Written problem = Repeat the listing that follows, character for character, minus the pictures.

Task data =
-=-=-=-=-

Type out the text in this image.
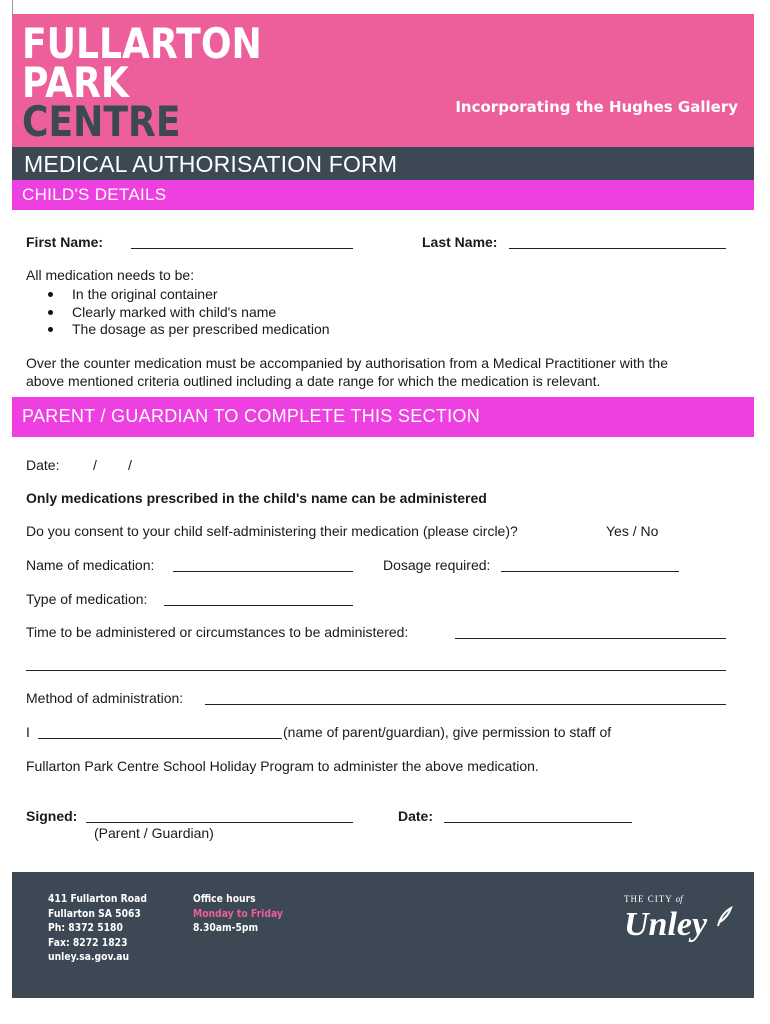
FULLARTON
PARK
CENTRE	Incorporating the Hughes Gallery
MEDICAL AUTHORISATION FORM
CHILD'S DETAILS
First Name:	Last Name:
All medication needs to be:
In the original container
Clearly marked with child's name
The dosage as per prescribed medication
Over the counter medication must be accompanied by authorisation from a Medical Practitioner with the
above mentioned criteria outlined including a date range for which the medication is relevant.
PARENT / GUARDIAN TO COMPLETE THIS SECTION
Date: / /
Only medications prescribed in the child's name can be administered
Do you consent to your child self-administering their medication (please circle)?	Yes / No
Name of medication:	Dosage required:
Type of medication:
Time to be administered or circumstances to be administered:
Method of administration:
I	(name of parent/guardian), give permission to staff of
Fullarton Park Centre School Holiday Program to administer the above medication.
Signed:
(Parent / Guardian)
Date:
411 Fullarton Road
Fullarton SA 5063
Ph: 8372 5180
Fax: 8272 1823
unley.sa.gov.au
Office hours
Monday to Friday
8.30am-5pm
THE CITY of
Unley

-=-=-=-=-

Solution below =
Type out the text in this image.
FULLARTON
PARK
CENTRE	Incorporating the Hughes Gallery
MEDICAL AUTHORISATION FORM
CHILD'S DETAILS
First Name:	Last Name:
All medication needs to be:
In the original container
Clearly marked with child's name
The dosage as per prescribed medication
Over the counter medication must be accompanied by authorisation from a Medical Practitioner with the
above mentioned criteria outlined including a date range for which the medication is relevant.
PARENT / GUARDIAN TO COMPLETE THIS SECTION
Date: / /
Only medications prescribed in the child's name can be administered
Do you consent to your child self-administering their medication (please circle)?	Yes / No
Name of medication:	Dosage required:
Type of medication:
Time to be administered or circumstances to be administered:
Method of administration:
I	(name of parent/guardian), give permission to staff of
Fullarton Park Centre School Holiday Program to administer the above medication.
Signed:
(Parent / Guardian)
Date:
411 Fullarton Road
Fullarton SA 5063
Ph: 8372 5180
Fax: 8272 1823
unley.sa.gov.au
Office hours
Monday to Friday
8.30am-5pm
THE CITY of
Unley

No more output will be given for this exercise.